_Problem requirements_
Each line containing the word "image" should be found and copied.

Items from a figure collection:
■ ■ ■

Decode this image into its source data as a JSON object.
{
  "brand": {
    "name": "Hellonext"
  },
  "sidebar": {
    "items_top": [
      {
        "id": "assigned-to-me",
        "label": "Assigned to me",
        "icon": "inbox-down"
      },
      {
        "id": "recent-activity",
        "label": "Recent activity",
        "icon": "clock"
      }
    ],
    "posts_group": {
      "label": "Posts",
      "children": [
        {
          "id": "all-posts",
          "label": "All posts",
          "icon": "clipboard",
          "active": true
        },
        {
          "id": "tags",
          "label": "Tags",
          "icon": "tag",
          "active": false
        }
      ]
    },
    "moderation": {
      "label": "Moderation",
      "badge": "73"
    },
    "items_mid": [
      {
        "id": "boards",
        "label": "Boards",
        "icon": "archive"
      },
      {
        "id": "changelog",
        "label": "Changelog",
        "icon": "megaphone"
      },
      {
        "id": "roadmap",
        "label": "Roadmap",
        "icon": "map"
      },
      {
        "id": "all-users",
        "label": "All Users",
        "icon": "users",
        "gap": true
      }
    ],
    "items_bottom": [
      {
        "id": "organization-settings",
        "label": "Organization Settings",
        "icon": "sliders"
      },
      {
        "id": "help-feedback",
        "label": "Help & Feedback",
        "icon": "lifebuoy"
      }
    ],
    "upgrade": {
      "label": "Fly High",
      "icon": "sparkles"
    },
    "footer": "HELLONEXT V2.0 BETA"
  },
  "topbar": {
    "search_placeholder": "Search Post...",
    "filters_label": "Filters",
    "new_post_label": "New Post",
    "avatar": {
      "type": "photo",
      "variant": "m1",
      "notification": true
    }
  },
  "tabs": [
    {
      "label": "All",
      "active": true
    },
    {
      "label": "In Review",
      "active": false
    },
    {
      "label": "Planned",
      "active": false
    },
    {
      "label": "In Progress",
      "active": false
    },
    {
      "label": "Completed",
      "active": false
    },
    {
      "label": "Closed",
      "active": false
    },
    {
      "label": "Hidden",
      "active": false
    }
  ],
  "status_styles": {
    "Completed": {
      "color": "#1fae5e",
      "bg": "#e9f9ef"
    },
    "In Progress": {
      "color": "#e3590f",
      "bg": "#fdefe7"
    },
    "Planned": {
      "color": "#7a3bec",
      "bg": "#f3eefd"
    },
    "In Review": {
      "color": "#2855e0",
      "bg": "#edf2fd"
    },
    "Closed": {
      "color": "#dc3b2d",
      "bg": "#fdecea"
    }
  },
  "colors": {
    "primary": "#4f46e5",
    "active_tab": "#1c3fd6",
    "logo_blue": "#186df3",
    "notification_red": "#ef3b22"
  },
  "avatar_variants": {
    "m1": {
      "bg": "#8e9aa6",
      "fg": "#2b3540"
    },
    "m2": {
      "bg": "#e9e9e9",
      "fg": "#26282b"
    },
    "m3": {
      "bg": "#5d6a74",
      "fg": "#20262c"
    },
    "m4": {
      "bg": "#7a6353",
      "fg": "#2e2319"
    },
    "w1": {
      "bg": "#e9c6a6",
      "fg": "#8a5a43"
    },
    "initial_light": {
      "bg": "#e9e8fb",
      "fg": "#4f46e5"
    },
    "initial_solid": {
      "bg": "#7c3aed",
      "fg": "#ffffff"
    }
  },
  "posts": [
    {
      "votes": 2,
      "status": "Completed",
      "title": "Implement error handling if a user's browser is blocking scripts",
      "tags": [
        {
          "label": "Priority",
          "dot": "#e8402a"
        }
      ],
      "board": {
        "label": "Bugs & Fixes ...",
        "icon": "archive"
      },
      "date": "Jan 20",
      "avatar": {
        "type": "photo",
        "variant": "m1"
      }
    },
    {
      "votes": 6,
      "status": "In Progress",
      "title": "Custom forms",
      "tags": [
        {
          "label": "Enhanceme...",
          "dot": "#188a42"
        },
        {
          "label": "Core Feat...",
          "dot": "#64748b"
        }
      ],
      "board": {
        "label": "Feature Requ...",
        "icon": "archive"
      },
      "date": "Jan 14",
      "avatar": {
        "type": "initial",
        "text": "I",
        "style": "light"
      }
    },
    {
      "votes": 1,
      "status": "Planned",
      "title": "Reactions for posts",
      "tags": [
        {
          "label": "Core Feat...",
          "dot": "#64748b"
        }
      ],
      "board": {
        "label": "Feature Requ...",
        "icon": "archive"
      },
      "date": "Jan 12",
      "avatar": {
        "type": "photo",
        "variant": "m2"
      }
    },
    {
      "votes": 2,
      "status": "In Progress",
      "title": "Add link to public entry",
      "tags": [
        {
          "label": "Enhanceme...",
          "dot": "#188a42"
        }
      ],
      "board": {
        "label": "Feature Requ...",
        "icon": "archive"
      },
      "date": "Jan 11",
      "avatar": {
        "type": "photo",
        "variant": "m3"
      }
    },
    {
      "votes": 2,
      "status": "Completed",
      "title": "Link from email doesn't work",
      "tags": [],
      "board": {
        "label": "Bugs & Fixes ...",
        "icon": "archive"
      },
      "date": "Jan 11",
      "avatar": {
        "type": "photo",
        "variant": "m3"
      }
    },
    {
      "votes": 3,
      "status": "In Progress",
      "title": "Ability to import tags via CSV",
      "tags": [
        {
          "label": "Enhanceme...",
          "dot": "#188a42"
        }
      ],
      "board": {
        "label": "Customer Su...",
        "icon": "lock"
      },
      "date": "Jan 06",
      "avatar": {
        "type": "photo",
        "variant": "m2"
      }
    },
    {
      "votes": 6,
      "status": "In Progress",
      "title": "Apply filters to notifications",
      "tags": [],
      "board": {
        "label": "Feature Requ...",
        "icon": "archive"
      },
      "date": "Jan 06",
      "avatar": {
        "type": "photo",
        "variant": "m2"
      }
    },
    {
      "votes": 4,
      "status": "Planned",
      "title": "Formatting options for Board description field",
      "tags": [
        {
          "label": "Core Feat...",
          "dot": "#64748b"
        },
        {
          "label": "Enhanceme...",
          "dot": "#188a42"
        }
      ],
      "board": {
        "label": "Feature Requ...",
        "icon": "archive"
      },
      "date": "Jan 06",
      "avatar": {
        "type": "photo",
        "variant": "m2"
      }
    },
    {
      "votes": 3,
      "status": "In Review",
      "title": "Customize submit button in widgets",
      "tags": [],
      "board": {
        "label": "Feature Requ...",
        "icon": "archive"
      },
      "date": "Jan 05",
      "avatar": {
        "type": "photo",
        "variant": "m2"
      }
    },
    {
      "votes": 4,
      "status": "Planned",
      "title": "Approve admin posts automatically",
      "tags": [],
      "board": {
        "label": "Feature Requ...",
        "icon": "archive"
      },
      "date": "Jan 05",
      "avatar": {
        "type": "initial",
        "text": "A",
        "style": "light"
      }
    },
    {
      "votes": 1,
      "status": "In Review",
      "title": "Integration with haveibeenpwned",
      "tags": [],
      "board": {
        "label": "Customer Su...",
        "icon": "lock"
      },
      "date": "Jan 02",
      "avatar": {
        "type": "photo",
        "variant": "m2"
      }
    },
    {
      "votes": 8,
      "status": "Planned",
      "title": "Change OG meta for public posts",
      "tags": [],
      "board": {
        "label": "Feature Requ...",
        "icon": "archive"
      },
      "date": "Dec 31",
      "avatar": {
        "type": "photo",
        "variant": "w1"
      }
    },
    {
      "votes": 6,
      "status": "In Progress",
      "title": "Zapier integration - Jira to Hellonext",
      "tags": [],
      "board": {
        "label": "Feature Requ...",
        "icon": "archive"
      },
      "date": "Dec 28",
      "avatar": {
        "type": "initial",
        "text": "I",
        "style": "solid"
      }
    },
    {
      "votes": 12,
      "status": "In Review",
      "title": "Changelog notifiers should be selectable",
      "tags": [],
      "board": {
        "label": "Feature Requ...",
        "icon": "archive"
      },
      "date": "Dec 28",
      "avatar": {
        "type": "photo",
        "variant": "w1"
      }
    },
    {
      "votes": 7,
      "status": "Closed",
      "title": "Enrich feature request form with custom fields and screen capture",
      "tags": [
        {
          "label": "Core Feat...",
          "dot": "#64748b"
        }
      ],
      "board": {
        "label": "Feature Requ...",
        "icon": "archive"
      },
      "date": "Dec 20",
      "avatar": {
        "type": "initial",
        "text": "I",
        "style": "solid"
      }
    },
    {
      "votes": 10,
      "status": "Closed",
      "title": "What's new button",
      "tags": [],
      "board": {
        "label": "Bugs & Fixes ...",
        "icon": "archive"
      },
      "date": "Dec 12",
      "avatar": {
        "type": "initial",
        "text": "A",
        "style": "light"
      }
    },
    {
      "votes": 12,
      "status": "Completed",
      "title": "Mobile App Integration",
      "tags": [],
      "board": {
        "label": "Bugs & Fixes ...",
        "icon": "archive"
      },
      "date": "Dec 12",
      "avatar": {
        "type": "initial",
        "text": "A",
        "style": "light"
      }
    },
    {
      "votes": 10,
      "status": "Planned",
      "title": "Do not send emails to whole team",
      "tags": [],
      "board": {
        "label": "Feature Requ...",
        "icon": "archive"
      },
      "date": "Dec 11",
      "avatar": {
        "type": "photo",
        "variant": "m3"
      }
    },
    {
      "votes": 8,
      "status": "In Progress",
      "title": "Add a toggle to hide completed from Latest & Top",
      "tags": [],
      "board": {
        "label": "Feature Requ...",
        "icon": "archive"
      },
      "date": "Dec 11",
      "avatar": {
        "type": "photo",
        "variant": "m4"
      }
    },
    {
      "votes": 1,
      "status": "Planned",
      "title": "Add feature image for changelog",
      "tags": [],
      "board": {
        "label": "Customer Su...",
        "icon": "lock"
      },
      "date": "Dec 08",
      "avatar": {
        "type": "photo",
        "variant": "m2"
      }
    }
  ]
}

■ ■ ■

_Expected answer_
Decode this image into its source data as a JSON object.
      "title": "Add feature image for changelog",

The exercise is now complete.